### Record set
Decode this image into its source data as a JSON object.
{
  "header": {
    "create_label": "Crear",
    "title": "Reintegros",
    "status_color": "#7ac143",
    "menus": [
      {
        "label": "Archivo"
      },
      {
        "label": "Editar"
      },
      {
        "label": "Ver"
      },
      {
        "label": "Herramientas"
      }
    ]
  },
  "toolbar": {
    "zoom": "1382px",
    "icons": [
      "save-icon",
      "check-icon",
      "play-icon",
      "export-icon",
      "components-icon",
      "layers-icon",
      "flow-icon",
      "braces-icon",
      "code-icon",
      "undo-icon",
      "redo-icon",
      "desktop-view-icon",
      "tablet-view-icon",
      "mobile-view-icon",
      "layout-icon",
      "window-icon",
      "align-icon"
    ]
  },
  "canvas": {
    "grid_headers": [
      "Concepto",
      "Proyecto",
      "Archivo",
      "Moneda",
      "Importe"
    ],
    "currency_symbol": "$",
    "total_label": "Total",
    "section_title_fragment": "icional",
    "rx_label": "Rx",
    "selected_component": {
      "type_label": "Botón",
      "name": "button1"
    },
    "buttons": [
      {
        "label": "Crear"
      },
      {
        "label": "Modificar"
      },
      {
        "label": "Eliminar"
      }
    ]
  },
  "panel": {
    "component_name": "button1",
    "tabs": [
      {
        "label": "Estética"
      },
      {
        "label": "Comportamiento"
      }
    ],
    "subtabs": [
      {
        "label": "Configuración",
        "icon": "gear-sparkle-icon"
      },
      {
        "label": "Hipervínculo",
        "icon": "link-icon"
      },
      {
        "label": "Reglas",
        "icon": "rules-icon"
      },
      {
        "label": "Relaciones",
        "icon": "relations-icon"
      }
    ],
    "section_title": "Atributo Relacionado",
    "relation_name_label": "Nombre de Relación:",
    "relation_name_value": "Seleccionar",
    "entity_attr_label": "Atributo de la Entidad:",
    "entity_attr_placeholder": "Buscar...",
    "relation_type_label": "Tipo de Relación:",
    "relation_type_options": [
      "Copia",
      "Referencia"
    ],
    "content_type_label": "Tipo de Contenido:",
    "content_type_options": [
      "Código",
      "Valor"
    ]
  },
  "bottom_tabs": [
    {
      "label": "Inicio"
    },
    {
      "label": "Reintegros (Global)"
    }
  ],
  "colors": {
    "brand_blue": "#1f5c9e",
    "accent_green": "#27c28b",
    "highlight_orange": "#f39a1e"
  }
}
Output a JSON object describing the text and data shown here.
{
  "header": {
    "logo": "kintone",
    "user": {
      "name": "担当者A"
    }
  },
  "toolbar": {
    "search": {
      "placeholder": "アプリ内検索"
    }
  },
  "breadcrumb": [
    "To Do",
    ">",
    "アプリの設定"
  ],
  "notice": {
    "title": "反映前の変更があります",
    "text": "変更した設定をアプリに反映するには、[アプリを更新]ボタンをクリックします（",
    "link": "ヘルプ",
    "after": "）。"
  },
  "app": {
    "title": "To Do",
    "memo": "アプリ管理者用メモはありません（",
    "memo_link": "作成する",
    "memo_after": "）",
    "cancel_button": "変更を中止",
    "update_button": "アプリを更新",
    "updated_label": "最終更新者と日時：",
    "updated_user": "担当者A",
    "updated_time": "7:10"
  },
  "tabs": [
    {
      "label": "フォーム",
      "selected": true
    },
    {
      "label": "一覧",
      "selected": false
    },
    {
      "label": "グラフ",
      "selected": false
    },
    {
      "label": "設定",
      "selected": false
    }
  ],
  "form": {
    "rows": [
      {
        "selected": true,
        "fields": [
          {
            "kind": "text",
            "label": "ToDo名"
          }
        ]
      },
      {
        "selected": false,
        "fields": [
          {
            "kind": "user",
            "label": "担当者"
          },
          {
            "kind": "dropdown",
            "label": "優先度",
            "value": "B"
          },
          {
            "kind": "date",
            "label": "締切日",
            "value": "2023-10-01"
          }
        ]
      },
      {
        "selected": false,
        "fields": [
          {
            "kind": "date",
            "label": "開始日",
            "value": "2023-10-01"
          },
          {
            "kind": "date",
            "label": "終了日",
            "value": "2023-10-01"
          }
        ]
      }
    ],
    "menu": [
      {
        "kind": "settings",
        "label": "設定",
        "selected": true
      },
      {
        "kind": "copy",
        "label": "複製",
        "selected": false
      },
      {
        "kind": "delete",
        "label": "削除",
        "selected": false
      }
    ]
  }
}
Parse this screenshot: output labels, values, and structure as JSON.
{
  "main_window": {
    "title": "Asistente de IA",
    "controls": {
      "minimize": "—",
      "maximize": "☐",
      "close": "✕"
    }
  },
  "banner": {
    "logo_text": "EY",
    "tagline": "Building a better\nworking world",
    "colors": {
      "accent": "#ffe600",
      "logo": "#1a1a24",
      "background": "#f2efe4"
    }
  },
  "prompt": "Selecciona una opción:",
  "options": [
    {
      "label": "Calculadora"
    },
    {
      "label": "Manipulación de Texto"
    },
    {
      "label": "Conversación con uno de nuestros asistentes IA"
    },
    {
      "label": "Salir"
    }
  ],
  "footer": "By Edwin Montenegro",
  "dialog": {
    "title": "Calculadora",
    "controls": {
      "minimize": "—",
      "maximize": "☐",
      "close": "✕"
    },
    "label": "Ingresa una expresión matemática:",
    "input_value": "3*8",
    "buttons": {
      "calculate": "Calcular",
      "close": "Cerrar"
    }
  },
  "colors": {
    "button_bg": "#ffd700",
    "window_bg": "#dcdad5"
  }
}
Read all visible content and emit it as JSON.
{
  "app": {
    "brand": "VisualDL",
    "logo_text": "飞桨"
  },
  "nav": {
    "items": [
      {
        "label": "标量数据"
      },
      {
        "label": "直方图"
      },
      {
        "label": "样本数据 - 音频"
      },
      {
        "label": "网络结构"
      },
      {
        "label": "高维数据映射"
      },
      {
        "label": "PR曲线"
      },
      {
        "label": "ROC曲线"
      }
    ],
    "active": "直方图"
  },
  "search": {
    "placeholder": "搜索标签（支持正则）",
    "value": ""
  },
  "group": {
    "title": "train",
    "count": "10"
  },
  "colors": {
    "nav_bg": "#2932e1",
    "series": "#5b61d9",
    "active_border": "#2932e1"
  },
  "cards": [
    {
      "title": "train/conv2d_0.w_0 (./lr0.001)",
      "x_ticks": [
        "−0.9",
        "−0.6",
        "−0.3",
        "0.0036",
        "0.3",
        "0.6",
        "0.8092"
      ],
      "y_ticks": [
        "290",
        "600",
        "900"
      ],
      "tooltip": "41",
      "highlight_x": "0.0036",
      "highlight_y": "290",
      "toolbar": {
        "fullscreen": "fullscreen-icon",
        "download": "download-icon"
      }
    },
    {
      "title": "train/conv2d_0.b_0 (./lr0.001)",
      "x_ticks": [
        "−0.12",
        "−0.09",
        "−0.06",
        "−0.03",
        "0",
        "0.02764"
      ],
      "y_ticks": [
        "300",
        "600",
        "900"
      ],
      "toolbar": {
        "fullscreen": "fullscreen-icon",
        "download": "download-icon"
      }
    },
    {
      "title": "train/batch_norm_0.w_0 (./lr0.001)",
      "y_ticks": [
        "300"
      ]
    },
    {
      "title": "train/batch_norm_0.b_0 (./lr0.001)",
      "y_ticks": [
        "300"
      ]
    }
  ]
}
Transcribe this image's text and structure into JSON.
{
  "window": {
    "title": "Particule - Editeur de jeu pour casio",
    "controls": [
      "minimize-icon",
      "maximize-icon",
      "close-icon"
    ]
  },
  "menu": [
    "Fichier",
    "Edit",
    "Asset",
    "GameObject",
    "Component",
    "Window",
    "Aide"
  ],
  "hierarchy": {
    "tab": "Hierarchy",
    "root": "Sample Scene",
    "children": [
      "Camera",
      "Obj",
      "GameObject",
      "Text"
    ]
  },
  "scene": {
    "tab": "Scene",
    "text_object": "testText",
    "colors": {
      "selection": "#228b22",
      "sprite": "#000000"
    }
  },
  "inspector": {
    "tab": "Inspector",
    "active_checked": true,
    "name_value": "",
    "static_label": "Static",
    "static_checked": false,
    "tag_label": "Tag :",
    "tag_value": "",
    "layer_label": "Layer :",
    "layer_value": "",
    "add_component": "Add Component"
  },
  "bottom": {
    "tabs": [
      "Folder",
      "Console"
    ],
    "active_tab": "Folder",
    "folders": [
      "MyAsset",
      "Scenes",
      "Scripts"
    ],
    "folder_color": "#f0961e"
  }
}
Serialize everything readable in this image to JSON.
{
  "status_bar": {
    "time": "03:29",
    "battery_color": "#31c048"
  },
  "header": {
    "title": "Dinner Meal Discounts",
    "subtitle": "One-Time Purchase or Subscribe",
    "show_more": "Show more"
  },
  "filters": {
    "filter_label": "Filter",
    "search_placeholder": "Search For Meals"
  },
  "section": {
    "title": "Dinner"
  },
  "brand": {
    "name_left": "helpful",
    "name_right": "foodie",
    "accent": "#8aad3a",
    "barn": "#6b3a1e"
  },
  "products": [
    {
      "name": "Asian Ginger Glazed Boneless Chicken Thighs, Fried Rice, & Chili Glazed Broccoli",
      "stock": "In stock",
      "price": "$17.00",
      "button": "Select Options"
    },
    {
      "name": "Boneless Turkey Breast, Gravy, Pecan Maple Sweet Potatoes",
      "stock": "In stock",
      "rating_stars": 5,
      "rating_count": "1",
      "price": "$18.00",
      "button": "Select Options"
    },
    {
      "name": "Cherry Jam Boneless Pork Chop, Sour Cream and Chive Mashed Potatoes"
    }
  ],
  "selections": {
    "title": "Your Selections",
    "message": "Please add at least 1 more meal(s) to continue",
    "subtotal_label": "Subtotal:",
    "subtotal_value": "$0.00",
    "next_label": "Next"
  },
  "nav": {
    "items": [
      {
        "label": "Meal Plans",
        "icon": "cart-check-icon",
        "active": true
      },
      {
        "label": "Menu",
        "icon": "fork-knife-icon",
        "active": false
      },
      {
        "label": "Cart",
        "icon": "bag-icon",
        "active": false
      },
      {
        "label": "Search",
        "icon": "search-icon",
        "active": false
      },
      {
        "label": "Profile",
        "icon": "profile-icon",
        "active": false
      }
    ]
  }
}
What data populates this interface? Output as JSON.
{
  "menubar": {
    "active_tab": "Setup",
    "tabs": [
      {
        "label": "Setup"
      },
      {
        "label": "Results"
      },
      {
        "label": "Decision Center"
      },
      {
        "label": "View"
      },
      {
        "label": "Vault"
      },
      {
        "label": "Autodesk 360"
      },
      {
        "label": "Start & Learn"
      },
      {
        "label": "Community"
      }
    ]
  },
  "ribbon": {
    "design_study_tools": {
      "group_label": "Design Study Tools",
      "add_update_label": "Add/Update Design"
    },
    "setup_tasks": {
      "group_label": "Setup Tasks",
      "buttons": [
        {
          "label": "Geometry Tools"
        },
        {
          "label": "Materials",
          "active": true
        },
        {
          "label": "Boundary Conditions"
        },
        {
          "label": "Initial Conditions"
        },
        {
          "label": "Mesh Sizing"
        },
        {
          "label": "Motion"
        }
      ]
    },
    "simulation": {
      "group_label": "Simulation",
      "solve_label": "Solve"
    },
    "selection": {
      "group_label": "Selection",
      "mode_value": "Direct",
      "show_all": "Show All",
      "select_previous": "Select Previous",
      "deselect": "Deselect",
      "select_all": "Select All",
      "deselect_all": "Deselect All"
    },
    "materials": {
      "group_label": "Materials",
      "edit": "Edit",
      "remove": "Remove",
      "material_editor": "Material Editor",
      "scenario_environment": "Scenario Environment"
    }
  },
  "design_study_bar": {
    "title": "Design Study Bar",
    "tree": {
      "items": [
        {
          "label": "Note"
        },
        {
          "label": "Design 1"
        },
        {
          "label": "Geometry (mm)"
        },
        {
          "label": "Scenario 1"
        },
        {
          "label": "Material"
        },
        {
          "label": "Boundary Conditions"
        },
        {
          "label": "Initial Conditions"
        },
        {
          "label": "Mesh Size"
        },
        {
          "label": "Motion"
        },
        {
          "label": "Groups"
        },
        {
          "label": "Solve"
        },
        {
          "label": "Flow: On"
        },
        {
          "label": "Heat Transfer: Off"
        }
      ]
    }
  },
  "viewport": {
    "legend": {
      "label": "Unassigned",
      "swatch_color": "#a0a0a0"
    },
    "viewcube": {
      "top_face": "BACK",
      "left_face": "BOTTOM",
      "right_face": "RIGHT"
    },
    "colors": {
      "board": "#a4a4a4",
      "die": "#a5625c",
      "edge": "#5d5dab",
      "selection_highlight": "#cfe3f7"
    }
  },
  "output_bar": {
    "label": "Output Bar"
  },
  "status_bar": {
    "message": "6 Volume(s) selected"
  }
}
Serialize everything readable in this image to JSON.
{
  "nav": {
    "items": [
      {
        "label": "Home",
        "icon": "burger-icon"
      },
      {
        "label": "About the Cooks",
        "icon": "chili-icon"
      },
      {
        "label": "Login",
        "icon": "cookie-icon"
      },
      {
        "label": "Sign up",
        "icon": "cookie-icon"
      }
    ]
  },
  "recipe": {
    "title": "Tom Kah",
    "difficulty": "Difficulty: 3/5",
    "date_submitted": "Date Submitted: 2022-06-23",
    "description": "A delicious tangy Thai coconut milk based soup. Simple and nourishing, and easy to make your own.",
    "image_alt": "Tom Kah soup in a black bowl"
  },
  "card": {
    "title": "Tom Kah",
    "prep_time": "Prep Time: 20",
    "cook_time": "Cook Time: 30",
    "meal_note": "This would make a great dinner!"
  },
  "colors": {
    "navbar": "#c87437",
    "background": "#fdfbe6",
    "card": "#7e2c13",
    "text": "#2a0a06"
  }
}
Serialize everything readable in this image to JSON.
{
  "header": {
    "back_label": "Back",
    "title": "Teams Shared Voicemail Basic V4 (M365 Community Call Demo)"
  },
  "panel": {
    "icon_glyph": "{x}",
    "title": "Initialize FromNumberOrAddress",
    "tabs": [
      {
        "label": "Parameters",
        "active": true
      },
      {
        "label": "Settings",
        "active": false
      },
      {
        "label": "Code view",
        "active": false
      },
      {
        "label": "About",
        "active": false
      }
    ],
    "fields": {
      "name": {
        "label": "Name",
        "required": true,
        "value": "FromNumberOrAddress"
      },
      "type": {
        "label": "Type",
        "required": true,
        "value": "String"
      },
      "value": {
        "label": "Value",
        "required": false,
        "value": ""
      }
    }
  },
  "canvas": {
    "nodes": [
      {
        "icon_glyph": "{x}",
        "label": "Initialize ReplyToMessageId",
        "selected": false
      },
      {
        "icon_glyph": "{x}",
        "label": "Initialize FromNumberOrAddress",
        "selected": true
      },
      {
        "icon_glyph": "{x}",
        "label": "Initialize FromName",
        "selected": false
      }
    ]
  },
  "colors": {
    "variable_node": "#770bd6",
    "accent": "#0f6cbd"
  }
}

### What is expected
Above are the records; copy every line in them that holds the word "kind".

### Output for this task
            "kind": "text",
            "kind": "user",
            "kind": "dropdown",
            "kind": "date",
            "kind": "date",
            "kind": "date",
        "kind": "settings",
        "kind": "copy",
        "kind": "delete",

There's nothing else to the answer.